Saved data entries:

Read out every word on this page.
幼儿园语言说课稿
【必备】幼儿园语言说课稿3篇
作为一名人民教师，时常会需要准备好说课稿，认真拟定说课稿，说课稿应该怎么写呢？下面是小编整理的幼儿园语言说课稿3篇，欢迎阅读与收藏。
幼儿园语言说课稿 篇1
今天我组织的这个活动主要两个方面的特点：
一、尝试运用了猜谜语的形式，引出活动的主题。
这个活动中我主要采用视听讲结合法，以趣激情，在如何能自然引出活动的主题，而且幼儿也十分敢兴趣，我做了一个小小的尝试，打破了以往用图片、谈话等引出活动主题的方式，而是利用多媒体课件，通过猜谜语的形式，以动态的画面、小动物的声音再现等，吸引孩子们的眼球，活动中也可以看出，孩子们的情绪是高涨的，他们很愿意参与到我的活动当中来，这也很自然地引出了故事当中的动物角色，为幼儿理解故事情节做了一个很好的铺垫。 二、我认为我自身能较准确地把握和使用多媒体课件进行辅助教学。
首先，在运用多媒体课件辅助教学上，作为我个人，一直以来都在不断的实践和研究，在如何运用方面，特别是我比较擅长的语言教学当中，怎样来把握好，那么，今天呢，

**Exercise:**
Please return the data above exactly as given.

**Final answer:**
Read out every word on this page.
幼儿园语言说课稿
【必备】幼儿园语言说课稿3篇
作为一名人民教师，时常会需要准备好说课稿，认真拟定说课稿，说课稿应该怎么写呢？下面是小编整理的幼儿园语言说课稿3篇，欢迎阅读与收藏。
幼儿园语言说课稿 篇1
今天我组织的这个活动主要两个方面的特点：
一、尝试运用了猜谜语的形式，引出活动的主题。
这个活动中我主要采用视听讲结合法，以趣激情，在如何能自然引出活动的主题，而且幼儿也十分敢兴趣，我做了一个小小的尝试，打破了以往用图片、谈话等引出活动主题的方式，而是利用多媒体课件，通过猜谜语的形式，以动态的画面、小动物的声音再现等，吸引孩子们的眼球，活动中也可以看出，孩子们的情绪是高涨的，他们很愿意参与到我的活动当中来，这也很自然地引出了故事当中的动物角色，为幼儿理解故事情节做了一个很好的铺垫。 二、我认为我自身能较准确地把握和使用多媒体课件进行辅助教学。
首先，在运用多媒体课件辅助教学上，作为我个人，一直以来都在不断的实践和研究，在如何运用方面，特别是我比较擅长的语言教学当中，怎样来把握好，那么，今天呢，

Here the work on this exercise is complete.